Extracts from a graphics dataset
---------------
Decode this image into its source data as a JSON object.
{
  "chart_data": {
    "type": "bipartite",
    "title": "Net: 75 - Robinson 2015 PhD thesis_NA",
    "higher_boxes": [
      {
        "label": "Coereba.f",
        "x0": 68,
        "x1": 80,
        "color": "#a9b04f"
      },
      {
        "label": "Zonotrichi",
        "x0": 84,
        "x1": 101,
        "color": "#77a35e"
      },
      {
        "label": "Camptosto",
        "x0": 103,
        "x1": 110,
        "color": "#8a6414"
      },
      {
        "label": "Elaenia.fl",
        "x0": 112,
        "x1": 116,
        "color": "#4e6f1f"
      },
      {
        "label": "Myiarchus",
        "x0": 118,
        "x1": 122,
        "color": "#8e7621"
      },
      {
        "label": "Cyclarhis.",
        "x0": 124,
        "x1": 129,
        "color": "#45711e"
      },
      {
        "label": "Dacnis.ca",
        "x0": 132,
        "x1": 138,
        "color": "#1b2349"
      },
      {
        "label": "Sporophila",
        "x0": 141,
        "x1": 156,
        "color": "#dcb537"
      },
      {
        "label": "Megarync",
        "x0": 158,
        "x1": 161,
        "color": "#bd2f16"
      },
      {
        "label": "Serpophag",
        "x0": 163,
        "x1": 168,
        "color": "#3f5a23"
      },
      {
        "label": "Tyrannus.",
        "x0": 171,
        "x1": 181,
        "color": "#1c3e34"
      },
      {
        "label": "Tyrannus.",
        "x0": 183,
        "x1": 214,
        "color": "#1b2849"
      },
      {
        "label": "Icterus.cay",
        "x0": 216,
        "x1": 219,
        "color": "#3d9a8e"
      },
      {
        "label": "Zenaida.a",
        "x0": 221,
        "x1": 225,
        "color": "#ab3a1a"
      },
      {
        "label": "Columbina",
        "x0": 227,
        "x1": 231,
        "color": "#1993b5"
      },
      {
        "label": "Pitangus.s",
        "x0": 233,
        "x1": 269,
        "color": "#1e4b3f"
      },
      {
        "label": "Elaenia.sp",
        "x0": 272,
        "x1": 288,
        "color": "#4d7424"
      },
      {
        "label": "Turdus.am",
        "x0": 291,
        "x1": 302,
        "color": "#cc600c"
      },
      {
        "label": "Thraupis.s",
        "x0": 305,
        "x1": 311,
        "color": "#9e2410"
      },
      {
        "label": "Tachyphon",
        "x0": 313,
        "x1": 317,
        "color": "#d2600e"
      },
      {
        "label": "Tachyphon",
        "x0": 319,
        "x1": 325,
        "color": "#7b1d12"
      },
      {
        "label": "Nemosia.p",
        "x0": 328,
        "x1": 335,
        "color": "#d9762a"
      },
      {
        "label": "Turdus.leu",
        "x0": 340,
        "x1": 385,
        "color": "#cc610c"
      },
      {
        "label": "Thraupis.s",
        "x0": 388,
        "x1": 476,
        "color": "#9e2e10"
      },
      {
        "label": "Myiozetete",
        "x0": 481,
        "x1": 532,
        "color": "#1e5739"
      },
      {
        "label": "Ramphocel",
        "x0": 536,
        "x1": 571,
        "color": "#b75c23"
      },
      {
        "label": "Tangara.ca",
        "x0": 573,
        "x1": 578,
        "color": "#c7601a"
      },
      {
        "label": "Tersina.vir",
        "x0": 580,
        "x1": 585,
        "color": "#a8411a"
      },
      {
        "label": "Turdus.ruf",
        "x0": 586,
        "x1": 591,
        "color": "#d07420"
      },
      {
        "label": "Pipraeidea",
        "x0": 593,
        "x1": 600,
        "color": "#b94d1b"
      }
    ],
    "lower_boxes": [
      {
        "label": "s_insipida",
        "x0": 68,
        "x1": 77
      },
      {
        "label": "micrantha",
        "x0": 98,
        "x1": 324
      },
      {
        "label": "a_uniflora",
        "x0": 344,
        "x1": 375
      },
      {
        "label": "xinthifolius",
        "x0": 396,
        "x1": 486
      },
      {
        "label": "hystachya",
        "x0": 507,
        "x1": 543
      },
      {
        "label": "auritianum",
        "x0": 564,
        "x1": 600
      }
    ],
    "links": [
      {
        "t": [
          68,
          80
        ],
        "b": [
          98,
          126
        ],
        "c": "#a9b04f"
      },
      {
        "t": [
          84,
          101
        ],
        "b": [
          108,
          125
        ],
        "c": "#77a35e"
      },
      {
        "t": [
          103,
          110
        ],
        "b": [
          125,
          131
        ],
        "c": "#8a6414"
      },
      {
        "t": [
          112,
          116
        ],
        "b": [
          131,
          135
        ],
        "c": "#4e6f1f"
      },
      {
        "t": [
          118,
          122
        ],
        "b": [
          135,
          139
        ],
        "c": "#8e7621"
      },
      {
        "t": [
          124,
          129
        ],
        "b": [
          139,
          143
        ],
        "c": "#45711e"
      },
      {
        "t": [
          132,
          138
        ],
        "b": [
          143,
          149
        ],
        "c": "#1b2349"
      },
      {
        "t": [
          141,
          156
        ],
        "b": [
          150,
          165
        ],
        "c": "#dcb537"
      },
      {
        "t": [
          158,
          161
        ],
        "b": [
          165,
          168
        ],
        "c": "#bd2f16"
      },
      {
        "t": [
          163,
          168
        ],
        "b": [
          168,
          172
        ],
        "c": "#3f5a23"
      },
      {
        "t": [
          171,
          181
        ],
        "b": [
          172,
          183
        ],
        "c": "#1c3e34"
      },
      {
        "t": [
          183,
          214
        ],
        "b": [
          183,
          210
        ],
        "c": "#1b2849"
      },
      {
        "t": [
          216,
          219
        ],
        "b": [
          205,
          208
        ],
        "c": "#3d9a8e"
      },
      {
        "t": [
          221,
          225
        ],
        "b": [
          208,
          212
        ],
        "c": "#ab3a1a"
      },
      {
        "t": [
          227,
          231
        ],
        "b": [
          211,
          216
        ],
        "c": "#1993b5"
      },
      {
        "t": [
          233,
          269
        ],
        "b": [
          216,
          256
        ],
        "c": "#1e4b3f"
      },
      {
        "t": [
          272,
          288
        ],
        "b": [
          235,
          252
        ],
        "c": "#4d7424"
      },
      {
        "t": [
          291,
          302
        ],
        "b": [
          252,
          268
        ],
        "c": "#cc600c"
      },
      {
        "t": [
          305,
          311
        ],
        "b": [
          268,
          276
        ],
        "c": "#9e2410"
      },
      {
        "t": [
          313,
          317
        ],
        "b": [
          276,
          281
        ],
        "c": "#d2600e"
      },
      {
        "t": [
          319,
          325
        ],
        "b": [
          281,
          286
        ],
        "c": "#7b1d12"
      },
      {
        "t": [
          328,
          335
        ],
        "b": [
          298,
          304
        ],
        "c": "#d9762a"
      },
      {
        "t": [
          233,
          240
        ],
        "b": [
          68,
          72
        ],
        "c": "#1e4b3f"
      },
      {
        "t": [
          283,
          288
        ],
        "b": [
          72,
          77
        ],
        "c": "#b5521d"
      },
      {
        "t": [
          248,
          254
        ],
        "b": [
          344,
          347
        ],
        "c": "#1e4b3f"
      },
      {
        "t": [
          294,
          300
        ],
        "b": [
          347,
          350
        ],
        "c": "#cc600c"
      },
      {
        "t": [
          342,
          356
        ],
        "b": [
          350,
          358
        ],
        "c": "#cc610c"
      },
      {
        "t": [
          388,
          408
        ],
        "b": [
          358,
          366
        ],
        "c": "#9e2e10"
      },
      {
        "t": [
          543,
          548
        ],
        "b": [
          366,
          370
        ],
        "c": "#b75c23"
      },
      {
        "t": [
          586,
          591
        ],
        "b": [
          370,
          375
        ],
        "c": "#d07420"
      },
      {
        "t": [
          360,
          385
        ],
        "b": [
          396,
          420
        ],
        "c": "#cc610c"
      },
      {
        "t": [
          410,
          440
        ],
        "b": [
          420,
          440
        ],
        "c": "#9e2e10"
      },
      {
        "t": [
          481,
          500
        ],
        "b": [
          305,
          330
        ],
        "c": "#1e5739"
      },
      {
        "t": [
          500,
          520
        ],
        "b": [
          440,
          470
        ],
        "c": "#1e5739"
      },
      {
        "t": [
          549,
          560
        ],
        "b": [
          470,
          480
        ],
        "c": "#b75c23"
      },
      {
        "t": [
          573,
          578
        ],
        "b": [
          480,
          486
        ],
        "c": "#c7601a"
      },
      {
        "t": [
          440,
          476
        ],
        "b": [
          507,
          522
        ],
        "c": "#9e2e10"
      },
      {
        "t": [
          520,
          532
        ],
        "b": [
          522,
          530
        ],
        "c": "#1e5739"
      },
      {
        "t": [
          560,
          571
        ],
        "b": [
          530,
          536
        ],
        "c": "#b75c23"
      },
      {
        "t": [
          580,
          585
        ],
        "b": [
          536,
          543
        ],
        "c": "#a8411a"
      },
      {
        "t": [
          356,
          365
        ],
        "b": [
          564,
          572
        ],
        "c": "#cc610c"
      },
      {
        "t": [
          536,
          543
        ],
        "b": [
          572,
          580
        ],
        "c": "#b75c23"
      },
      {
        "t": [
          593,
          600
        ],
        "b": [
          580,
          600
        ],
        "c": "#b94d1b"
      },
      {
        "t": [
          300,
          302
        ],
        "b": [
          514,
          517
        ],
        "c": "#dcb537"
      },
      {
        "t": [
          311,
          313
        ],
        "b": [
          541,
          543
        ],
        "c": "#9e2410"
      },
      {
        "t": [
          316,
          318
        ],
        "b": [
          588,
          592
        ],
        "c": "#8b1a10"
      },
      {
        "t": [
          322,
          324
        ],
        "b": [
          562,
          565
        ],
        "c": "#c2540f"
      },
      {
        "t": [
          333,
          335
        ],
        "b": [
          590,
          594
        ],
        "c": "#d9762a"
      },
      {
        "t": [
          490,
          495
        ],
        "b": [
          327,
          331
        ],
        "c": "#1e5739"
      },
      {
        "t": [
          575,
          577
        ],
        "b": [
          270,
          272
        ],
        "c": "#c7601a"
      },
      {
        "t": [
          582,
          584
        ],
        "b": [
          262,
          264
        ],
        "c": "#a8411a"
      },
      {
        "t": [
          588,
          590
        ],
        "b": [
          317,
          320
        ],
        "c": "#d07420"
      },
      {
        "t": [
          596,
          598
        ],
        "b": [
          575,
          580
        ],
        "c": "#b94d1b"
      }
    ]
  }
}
---------------
(Task requirements): Scan the lines above for "Turdus", then copy every one that has it.

(Solution to this problem):
        "label": "Turdus.am",
        "label": "Turdus.leu",
        "label": "Turdus.ruf",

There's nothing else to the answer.